Count up the lines in the following listing that hold the word "ἄλλους", then give only that count.

═════ MATERIAL FOR THIS TASK ═════

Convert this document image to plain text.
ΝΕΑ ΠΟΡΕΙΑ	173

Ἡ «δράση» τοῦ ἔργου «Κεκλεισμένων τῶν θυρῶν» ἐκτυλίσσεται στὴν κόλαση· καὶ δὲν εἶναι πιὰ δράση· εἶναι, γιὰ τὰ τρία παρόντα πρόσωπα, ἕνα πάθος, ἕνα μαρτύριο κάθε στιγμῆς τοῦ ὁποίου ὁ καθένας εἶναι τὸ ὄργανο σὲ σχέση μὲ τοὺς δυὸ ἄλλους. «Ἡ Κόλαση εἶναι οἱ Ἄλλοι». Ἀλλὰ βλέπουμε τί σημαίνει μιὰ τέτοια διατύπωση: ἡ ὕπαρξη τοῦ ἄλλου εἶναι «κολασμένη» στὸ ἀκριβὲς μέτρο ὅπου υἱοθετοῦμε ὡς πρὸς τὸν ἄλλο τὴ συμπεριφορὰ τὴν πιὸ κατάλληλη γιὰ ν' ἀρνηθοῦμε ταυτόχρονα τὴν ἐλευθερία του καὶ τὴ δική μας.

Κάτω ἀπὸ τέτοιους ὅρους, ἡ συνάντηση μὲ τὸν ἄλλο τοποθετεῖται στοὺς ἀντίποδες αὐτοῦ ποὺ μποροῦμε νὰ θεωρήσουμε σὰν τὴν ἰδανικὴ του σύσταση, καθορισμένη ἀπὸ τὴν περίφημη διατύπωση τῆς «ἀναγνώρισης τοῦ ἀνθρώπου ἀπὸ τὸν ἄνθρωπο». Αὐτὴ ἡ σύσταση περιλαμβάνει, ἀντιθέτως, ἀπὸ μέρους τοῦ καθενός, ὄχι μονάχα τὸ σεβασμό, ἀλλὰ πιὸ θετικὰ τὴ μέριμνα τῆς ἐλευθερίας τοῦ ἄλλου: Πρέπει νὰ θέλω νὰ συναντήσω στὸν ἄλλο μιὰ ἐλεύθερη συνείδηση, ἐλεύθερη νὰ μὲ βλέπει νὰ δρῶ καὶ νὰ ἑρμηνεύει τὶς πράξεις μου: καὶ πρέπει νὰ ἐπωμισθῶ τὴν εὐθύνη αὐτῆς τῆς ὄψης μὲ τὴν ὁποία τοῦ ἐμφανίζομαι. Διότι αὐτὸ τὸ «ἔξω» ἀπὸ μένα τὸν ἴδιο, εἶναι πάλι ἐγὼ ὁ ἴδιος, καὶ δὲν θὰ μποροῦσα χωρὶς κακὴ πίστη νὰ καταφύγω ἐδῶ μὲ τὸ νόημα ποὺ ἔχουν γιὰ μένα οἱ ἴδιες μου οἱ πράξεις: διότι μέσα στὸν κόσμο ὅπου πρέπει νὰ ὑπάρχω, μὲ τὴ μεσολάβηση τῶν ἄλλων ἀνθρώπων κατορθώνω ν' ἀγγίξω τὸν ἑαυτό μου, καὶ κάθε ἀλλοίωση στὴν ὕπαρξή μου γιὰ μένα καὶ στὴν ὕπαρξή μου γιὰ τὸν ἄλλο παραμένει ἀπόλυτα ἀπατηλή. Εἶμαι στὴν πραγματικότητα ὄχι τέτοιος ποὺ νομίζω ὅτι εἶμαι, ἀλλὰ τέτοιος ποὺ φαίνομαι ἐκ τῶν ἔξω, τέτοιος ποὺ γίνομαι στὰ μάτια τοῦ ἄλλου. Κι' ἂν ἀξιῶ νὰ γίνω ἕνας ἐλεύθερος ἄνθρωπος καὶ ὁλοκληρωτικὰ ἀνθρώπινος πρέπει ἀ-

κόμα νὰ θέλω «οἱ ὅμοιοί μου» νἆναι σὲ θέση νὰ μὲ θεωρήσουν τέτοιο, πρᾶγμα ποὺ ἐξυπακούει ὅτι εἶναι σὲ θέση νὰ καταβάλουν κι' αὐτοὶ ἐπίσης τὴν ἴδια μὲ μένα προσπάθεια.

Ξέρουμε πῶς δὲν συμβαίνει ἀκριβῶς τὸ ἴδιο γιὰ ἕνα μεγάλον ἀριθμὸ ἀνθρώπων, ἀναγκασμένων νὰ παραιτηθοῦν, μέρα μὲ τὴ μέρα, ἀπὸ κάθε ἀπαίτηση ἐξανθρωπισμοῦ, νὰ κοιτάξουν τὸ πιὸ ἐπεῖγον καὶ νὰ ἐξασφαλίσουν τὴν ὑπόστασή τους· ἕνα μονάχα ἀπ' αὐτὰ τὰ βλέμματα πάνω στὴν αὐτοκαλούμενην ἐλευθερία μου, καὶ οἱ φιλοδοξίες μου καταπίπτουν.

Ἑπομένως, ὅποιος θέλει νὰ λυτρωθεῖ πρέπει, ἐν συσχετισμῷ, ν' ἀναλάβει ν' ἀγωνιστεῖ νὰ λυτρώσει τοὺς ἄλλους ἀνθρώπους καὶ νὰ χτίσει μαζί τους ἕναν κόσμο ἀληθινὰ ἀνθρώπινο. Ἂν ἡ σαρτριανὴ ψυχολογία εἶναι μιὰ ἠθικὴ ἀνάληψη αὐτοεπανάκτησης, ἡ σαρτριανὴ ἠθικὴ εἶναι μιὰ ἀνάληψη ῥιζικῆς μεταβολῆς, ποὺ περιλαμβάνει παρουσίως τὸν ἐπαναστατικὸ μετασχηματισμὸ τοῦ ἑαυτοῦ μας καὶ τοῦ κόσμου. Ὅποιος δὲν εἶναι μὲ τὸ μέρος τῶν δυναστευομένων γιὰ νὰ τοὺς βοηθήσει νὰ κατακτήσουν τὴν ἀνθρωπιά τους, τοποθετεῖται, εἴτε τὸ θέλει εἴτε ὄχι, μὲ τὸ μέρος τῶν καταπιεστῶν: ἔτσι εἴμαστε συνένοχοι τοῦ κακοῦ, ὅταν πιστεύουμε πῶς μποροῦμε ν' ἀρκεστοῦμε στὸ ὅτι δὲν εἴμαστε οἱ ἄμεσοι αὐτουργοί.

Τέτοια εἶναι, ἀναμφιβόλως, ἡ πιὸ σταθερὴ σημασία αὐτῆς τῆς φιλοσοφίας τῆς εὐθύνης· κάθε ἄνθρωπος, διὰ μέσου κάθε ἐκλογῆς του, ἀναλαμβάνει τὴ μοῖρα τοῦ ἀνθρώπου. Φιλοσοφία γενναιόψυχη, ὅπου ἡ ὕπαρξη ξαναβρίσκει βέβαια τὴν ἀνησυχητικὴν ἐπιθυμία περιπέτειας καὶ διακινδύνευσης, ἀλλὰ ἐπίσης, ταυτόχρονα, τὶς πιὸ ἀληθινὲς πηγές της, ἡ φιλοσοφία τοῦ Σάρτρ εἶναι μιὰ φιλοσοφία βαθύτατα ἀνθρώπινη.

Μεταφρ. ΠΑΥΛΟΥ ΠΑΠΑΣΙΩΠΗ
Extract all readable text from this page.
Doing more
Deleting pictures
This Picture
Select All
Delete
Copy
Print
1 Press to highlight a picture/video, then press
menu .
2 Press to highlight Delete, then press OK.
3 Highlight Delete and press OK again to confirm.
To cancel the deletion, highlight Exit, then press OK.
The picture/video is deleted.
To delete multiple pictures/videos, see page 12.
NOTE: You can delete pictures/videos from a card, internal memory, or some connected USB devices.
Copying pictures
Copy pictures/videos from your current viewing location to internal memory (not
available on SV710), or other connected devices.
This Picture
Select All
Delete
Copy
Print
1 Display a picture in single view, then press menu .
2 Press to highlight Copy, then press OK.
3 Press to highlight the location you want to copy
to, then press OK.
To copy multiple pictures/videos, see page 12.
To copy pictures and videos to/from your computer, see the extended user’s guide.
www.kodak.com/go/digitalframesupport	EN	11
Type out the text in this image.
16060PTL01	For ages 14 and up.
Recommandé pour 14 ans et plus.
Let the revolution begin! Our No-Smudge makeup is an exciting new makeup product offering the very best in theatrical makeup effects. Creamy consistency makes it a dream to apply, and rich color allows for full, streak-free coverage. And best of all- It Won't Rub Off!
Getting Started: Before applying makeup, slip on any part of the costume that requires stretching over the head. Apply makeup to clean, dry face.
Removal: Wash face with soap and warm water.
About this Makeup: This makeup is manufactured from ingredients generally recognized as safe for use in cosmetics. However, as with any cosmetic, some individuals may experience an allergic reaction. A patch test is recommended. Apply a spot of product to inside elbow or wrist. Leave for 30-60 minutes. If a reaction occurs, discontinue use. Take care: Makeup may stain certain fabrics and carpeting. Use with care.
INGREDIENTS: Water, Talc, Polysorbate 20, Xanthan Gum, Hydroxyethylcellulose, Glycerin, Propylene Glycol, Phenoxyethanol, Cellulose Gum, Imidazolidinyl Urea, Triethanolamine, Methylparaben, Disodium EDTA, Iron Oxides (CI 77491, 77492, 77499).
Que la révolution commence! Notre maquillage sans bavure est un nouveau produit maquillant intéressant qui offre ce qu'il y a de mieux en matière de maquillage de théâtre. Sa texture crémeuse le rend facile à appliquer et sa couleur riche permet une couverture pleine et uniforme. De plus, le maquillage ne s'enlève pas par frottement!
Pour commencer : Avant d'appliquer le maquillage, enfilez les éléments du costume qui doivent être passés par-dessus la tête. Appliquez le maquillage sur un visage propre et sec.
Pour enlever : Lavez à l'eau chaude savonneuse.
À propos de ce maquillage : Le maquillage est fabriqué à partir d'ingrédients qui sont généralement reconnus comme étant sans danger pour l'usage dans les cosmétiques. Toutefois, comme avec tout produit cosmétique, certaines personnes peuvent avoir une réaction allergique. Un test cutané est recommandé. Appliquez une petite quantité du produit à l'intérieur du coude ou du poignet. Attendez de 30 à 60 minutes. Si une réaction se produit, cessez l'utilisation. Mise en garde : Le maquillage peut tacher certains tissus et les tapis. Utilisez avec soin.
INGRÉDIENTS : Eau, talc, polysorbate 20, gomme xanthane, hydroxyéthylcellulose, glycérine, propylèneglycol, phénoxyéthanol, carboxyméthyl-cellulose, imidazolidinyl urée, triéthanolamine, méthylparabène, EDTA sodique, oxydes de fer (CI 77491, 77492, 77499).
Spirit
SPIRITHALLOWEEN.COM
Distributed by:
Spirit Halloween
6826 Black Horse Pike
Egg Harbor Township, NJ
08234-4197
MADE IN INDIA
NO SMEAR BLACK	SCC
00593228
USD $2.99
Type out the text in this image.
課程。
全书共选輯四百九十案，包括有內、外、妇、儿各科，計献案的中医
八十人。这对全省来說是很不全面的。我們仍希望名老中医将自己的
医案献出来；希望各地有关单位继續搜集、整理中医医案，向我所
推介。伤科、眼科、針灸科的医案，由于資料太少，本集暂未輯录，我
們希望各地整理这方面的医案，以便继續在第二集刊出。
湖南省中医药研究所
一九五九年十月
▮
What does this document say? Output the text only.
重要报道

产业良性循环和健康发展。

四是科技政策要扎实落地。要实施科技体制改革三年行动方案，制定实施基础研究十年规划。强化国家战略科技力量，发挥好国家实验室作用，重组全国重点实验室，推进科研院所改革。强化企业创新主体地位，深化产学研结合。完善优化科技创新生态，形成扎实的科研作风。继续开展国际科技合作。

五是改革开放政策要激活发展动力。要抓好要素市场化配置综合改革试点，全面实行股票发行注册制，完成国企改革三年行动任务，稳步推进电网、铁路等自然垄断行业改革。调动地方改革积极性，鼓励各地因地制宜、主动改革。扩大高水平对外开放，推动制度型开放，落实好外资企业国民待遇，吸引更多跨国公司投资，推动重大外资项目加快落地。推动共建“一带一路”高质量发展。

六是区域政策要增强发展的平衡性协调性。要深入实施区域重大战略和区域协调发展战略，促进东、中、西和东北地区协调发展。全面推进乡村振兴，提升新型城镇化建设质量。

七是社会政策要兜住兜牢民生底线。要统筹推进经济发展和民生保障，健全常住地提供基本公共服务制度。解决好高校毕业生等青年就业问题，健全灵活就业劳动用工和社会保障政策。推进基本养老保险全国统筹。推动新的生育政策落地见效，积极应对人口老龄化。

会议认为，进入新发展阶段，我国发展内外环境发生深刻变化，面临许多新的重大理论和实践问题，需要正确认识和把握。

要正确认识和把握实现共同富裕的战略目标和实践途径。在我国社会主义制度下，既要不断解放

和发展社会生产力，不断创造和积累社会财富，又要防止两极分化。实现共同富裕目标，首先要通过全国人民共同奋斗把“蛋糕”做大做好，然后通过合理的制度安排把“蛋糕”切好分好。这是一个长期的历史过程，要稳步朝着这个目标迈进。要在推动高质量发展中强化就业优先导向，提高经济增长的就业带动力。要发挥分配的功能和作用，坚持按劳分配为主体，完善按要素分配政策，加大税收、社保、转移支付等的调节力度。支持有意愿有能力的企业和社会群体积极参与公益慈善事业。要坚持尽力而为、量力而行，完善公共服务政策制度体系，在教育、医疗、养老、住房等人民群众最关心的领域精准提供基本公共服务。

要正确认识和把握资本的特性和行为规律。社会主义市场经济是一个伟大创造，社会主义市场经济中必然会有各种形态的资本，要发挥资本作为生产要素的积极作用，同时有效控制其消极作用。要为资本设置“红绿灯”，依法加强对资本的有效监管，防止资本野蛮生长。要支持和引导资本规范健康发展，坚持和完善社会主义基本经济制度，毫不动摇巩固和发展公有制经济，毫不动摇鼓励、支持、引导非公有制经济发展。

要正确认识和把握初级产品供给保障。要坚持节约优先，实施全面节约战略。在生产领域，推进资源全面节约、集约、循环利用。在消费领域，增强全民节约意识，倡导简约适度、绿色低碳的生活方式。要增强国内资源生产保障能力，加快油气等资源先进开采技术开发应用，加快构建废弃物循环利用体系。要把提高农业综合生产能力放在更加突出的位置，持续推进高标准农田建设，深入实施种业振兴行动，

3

═════

● WRITTEN REPLY: 2